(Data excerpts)
----
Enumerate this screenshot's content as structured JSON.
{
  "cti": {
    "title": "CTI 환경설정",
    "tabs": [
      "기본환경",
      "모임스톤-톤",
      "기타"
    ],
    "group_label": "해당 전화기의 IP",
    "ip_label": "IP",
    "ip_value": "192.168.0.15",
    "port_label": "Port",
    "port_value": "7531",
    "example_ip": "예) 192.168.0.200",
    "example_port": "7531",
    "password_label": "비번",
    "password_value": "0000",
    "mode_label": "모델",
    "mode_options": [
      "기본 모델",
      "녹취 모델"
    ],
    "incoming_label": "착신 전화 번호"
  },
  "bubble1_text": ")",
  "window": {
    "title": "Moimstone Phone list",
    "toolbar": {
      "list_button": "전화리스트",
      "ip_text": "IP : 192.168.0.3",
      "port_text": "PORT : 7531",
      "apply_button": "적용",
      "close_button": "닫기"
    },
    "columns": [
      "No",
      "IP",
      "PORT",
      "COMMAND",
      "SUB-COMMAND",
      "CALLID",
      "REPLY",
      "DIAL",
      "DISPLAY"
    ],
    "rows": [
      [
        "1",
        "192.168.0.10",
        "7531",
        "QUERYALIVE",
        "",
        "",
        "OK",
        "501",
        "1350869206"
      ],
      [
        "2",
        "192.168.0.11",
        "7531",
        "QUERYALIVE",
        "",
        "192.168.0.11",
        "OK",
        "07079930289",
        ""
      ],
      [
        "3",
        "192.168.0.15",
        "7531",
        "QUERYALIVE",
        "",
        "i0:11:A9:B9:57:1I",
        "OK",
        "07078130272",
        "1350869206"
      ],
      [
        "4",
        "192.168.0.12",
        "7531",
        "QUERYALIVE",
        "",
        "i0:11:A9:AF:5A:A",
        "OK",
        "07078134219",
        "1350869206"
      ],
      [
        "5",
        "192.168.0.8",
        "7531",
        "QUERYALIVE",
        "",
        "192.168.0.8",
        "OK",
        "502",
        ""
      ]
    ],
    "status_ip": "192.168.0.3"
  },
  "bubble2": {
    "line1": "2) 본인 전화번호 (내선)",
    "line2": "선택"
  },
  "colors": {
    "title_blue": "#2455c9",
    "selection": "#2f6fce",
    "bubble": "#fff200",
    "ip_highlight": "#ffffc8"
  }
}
----
SET PROBLEM: Each entry above is to be quoted exactly.

EXERCISE OUTPUT:
Enumerate this screenshot's content as structured JSON.
{
  "cti": {
    "title": "CTI 환경설정",
    "tabs": [
      "기본환경",
      "모임스톤-톤",
      "기타"
    ],
    "group_label": "해당 전화기의 IP",
    "ip_label": "IP",
    "ip_value": "192.168.0.15",
    "port_label": "Port",
    "port_value": "7531",
    "example_ip": "예) 192.168.0.200",
    "example_port": "7531",
    "password_label": "비번",
    "password_value": "0000",
    "mode_label": "모델",
    "mode_options": [
      "기본 모델",
      "녹취 모델"
    ],
    "incoming_label": "착신 전화 번호"
  },
  "bubble1_text": ")",
  "window": {
    "title": "Moimstone Phone list",
    "toolbar": {
      "list_button": "전화리스트",
      "ip_text": "IP : 192.168.0.3",
      "port_text": "PORT : 7531",
      "apply_button": "적용",
      "close_button": "닫기"
    },
    "columns": [
      "No",
      "IP",
      "PORT",
      "COMMAND",
      "SUB-COMMAND",
      "CALLID",
      "REPLY",
      "DIAL",
      "DISPLAY"
    ],
    "rows": [
      [
        "1",
        "192.168.0.10",
        "7531",
        "QUERYALIVE",
        "",
        "",
        "OK",
        "501",
        "1350869206"
      ],
      [
        "2",
        "192.168.0.11",
        "7531",
        "QUERYALIVE",
        "",
        "192.168.0.11",
        "OK",
        "07079930289",
        ""
      ],
      [
        "3",
        "192.168.0.15",
        "7531",
        "QUERYALIVE",
        "",
        "i0:11:A9:B9:57:1I",
        "OK",
        "07078130272",
        "1350869206"
      ],
      [
        "4",
        "192.168.0.12",
        "7531",
        "QUERYALIVE",
        "",
        "i0:11:A9:AF:5A:A",
        "OK",
        "07078134219",
        "1350869206"
      ],
      [
        "5",
        "192.168.0.8",
        "7531",
        "QUERYALIVE",
        "",
        "192.168.0.8",
        "OK",
        "502",
        ""
      ]
    ],
    "status_ip": "192.168.0.3"
  },
  "bubble2": {
    "line1": "2) 본인 전화번호 (내선)",
    "line2": "선택"
  },
  "colors": {
    "title_blue": "#2455c9",
    "selection": "#2f6fce",
    "bubble": "#fff200",
    "ip_highlight": "#ffffc8"
  }
}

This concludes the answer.